→ **What is needed**
From the listing below, extract each line containing the string "marker".

→ **Data**
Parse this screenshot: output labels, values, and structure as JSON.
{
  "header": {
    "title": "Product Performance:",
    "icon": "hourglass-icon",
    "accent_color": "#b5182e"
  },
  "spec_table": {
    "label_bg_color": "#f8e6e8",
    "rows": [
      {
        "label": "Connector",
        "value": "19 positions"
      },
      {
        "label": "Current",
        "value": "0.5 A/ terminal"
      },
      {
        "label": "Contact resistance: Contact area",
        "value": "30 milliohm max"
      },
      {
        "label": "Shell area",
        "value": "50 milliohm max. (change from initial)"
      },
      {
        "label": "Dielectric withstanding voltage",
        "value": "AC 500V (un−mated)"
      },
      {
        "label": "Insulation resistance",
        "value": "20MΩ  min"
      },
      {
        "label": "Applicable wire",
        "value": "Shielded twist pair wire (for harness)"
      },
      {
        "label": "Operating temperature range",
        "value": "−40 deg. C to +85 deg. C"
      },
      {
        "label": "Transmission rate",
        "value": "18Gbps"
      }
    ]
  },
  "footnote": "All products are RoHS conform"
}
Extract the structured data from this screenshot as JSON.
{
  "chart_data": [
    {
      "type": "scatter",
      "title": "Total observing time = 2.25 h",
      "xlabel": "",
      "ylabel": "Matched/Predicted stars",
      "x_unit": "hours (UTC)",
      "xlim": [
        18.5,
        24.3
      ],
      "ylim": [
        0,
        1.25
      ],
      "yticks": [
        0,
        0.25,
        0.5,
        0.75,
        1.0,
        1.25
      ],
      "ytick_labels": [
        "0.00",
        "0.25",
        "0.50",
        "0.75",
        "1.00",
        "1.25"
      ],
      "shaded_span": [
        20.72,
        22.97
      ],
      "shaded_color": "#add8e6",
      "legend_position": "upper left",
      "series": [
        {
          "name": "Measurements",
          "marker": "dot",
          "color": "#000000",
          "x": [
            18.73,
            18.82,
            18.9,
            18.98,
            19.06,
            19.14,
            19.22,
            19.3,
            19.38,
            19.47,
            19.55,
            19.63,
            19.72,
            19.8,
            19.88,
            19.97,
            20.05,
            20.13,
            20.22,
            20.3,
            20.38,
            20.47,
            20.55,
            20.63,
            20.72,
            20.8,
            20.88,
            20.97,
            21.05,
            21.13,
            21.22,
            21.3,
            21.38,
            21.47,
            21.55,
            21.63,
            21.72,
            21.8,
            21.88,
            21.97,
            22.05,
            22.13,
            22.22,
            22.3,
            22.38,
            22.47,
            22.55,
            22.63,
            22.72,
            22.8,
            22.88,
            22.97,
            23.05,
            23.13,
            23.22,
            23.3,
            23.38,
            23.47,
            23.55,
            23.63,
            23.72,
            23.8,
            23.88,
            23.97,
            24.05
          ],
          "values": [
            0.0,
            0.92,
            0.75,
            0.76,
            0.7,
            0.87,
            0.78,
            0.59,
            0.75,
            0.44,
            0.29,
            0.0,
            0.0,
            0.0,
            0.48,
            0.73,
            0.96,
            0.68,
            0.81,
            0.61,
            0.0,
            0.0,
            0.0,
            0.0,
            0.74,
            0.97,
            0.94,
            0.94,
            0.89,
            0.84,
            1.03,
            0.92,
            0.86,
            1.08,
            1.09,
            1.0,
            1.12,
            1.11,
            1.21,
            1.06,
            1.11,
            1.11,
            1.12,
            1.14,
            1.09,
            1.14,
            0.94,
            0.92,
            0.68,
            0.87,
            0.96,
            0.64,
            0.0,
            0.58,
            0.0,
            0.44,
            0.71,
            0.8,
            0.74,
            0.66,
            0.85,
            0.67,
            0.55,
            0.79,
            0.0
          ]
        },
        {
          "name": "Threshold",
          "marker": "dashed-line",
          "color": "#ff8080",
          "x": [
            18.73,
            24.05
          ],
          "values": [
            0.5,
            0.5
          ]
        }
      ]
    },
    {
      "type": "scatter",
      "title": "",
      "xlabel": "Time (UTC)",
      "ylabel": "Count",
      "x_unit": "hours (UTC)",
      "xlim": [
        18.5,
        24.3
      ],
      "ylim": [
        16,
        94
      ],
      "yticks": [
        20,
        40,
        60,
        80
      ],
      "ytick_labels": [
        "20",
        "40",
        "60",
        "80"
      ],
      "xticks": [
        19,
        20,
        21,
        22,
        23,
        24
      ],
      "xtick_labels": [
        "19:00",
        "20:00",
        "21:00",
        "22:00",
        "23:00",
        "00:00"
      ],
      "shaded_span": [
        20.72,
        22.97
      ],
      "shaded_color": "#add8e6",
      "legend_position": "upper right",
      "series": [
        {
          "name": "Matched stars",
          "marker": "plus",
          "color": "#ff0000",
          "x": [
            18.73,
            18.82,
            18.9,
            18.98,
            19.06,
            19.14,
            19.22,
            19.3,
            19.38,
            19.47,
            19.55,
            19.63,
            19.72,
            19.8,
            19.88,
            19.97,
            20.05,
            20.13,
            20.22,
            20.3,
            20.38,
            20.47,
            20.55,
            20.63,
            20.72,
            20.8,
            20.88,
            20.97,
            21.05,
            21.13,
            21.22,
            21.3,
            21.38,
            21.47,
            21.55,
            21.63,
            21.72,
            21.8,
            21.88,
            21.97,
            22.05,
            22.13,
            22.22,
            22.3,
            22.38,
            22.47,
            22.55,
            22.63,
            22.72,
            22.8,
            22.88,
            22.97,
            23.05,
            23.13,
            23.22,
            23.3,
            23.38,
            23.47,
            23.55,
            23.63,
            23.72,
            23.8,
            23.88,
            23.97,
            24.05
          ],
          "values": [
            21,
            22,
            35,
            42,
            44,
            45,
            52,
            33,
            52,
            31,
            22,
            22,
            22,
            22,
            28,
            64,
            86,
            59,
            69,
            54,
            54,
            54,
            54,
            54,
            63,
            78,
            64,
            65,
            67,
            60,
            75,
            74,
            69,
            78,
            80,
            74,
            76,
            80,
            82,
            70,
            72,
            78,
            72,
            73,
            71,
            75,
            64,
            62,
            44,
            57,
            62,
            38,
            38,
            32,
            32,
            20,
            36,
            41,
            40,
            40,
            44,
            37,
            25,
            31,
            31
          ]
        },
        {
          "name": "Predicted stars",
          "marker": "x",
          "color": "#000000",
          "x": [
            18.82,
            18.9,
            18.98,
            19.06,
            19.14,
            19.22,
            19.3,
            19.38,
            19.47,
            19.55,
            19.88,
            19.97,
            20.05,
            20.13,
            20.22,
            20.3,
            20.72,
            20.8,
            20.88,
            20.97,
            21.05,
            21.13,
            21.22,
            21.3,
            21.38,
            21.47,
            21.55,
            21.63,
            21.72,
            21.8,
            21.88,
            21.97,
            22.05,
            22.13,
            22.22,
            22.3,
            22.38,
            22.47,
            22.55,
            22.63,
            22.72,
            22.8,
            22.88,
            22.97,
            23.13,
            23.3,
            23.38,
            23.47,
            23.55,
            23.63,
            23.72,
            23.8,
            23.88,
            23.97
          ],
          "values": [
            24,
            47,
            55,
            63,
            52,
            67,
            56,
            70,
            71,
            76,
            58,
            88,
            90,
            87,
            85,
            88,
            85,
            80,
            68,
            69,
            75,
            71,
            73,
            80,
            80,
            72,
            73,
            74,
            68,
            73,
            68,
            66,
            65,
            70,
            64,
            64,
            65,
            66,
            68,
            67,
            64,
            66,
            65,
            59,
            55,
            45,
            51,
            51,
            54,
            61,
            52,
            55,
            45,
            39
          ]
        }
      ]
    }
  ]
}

→ **The reply**
          "marker": "dot",
          "marker": "dashed-line",
          "marker": "plus",
          "marker": "x",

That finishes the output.